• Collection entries

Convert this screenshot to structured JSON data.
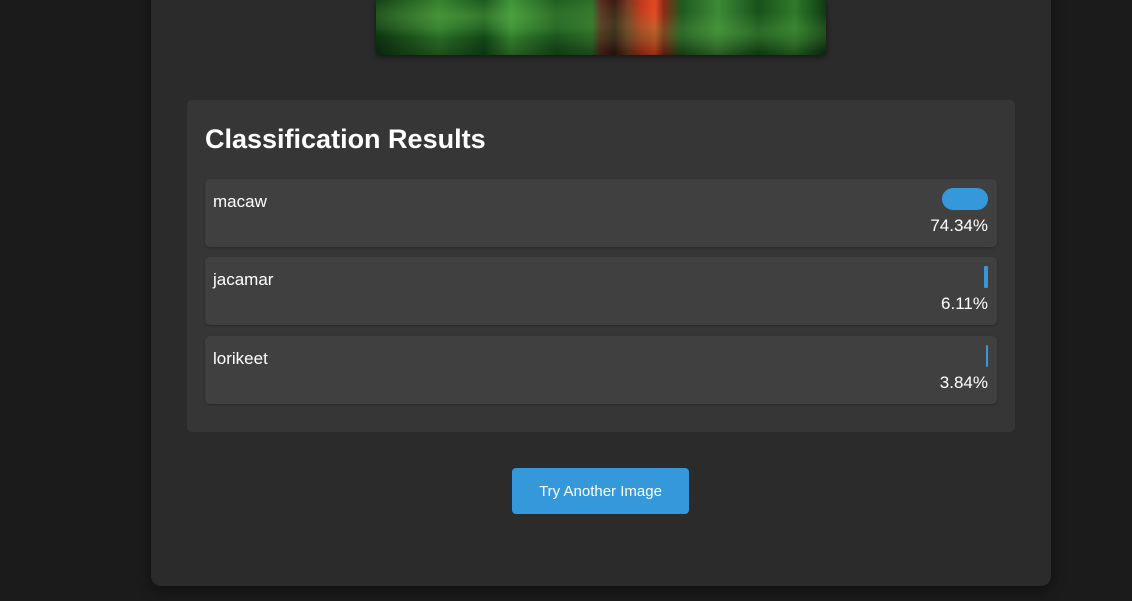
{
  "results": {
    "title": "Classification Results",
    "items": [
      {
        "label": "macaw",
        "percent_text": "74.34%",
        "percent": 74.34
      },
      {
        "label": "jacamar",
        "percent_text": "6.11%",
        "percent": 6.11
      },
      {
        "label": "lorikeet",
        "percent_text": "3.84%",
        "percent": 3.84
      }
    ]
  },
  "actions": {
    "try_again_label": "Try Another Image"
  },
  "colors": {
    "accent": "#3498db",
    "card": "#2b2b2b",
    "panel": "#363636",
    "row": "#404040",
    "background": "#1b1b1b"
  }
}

• TASK DETAILS
Write the records out again in full, exactly, and skip every picture.

• SOLUTION TO THIS TASK
Convert this screenshot to structured JSON data.
{
  "results": {
    "title": "Classification Results",
    "items": [
      {
        "label": "macaw",
        "percent_text": "74.34%",
        "percent": 74.34
      },
      {
        "label": "jacamar",
        "percent_text": "6.11%",
        "percent": 6.11
      },
      {
        "label": "lorikeet",
        "percent_text": "3.84%",
        "percent": 3.84
      }
    ]
  },
  "actions": {
    "try_again_label": "Try Another Image"
  },
  "colors": {
    "accent": "#3498db",
    "card": "#2b2b2b",
    "panel": "#363636",
    "row": "#404040",
    "background": "#1b1b1b"
  }
}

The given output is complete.